- What is expected -
Report the count of lines below in which the string "that" occurs; include nothing else.

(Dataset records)
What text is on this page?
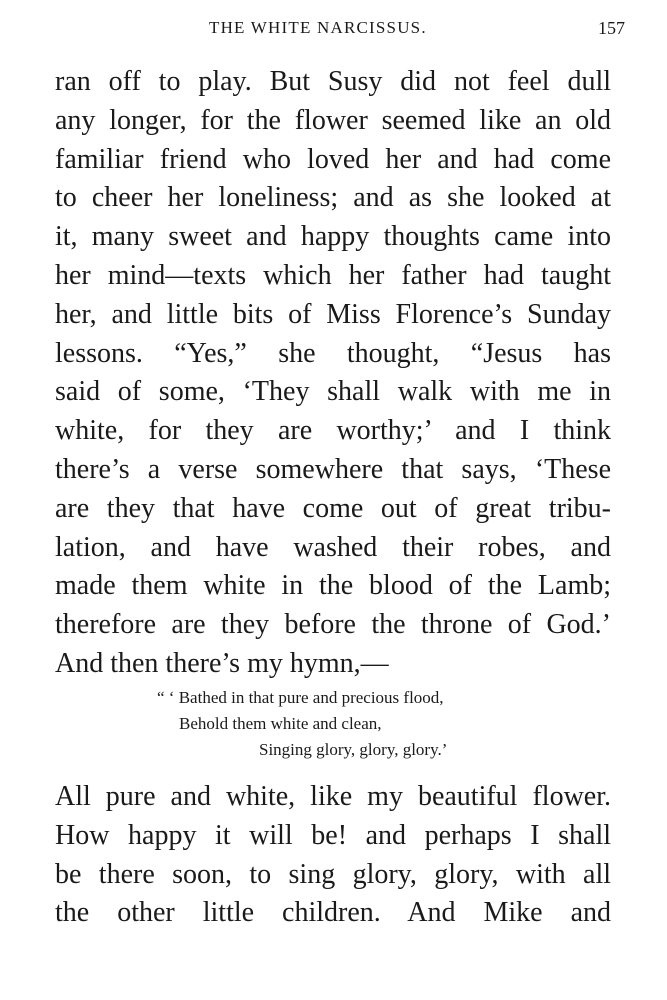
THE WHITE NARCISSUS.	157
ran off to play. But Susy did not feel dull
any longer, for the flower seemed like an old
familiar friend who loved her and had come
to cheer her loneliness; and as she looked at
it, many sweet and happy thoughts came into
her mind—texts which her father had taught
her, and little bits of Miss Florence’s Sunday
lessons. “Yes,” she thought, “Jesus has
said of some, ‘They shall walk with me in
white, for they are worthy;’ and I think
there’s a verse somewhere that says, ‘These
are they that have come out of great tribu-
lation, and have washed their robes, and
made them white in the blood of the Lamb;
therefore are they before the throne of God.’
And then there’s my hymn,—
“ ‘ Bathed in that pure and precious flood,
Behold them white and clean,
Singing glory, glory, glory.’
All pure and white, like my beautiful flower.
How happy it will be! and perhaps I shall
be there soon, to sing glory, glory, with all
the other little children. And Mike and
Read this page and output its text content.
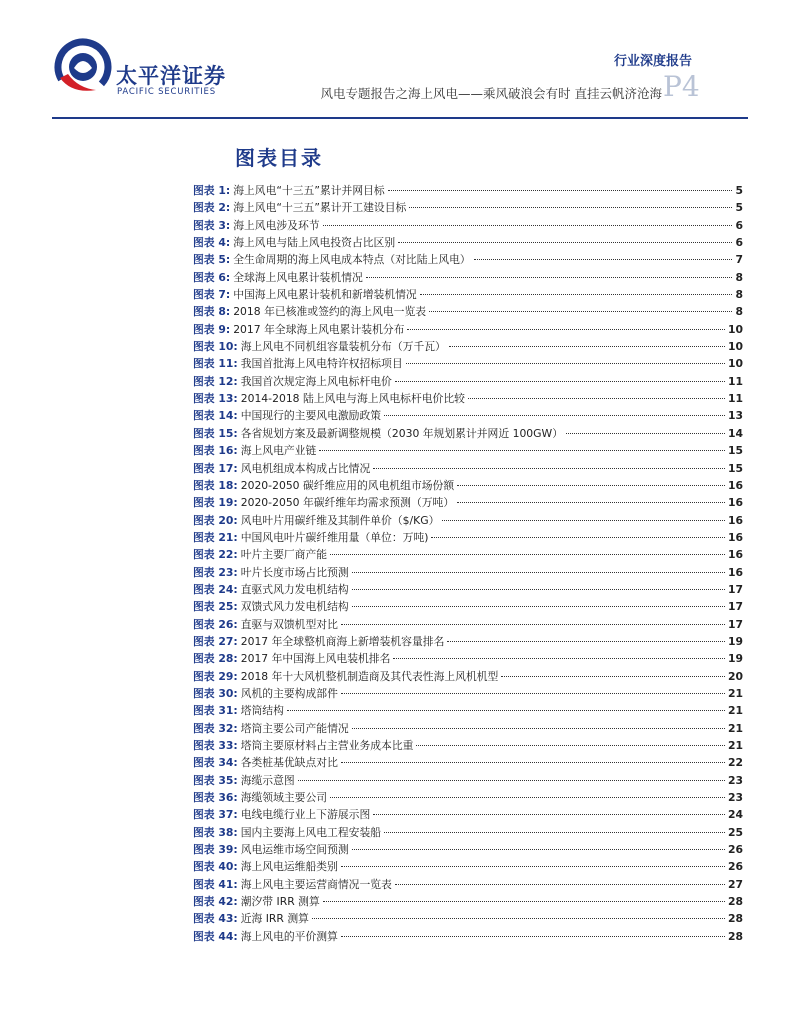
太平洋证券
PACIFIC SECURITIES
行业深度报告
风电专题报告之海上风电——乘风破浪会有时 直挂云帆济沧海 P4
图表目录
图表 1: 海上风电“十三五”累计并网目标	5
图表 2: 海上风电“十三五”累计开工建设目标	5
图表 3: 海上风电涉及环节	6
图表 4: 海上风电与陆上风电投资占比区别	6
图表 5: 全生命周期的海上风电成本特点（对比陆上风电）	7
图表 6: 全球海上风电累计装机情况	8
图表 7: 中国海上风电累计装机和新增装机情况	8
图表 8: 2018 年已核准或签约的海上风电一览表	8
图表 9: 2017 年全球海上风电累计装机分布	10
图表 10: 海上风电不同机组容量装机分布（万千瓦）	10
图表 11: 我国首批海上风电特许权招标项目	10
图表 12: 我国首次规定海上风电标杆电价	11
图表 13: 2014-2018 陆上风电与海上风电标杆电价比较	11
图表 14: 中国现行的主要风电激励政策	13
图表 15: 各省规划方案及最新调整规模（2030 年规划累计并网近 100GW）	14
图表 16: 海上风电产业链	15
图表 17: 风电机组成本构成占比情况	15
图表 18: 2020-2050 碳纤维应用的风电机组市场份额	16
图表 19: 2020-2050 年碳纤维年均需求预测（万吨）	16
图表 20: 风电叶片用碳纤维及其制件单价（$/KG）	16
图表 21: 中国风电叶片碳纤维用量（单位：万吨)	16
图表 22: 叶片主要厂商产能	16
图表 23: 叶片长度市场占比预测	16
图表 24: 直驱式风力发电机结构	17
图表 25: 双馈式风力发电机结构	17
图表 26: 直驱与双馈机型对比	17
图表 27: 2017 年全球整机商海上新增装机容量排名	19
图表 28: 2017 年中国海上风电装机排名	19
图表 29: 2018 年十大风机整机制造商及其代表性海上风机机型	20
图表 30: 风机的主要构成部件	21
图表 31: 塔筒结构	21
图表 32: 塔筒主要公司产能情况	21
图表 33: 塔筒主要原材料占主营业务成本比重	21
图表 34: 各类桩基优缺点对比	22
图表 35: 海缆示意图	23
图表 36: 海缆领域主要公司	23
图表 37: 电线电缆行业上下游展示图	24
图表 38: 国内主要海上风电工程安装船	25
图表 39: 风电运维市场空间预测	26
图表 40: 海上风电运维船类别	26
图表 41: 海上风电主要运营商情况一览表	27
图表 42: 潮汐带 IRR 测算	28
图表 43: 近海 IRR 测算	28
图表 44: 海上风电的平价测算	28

* * *

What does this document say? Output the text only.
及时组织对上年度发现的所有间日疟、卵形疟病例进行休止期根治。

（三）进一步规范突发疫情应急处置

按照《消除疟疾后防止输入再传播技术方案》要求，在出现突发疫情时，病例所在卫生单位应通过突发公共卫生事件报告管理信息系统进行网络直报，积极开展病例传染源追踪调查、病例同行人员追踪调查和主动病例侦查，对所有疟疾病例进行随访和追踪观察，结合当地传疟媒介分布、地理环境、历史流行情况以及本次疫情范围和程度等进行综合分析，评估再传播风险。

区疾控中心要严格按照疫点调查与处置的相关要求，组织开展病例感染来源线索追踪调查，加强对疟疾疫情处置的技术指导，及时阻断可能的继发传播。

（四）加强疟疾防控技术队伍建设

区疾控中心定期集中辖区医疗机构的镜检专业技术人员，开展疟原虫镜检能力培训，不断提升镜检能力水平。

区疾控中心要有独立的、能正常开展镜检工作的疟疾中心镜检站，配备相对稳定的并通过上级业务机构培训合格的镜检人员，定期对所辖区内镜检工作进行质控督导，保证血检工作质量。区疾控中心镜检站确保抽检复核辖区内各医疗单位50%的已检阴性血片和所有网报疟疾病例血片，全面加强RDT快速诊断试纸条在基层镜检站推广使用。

- Reply to the exercise -
3